# Start of Recorded data
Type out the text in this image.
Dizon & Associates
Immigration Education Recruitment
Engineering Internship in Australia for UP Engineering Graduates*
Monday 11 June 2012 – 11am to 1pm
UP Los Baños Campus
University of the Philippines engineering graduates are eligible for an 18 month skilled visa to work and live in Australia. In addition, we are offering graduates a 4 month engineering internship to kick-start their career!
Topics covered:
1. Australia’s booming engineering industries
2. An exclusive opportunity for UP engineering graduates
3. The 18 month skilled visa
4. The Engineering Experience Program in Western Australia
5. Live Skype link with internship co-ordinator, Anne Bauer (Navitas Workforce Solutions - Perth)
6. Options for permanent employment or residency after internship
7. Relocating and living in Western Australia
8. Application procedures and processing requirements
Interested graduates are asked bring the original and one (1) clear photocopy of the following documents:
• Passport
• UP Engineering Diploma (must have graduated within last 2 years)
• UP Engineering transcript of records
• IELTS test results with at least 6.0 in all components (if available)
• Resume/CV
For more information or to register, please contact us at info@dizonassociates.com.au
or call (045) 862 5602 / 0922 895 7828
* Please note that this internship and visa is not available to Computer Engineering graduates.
# End of Recorded data
## Your objective:
Reproduce each entry word for word.

## Reply to the task:
Type out the text in this image.
Dizon & Associates
Immigration Education Recruitment
Engineering Internship in Australia for UP Engineering Graduates*
Monday 11 June 2012 – 11am to 1pm
UP Los Baños Campus
University of the Philippines engineering graduates are eligible for an 18 month skilled visa to work and live in Australia. In addition, we are offering graduates a 4 month engineering internship to kick-start their career!
Topics covered:
1. Australia’s booming engineering industries
2. An exclusive opportunity for UP engineering graduates
3. The 18 month skilled visa
4. The Engineering Experience Program in Western Australia
5. Live Skype link with internship co-ordinator, Anne Bauer (Navitas Workforce Solutions - Perth)
6. Options for permanent employment or residency after internship
7. Relocating and living in Western Australia
8. Application procedures and processing requirements
Interested graduates are asked bring the original and one (1) clear photocopy of the following documents:
• Passport
• UP Engineering Diploma (must have graduated within last 2 years)
• UP Engineering transcript of records
• IELTS test results with at least 6.0 in all components (if available)
• Resume/CV
For more information or to register, please contact us at info@dizonassociates.com.au
or call (045) 862 5602 / 0922 895 7828
* Please note that this internship and visa is not available to Computer Engineering graduates.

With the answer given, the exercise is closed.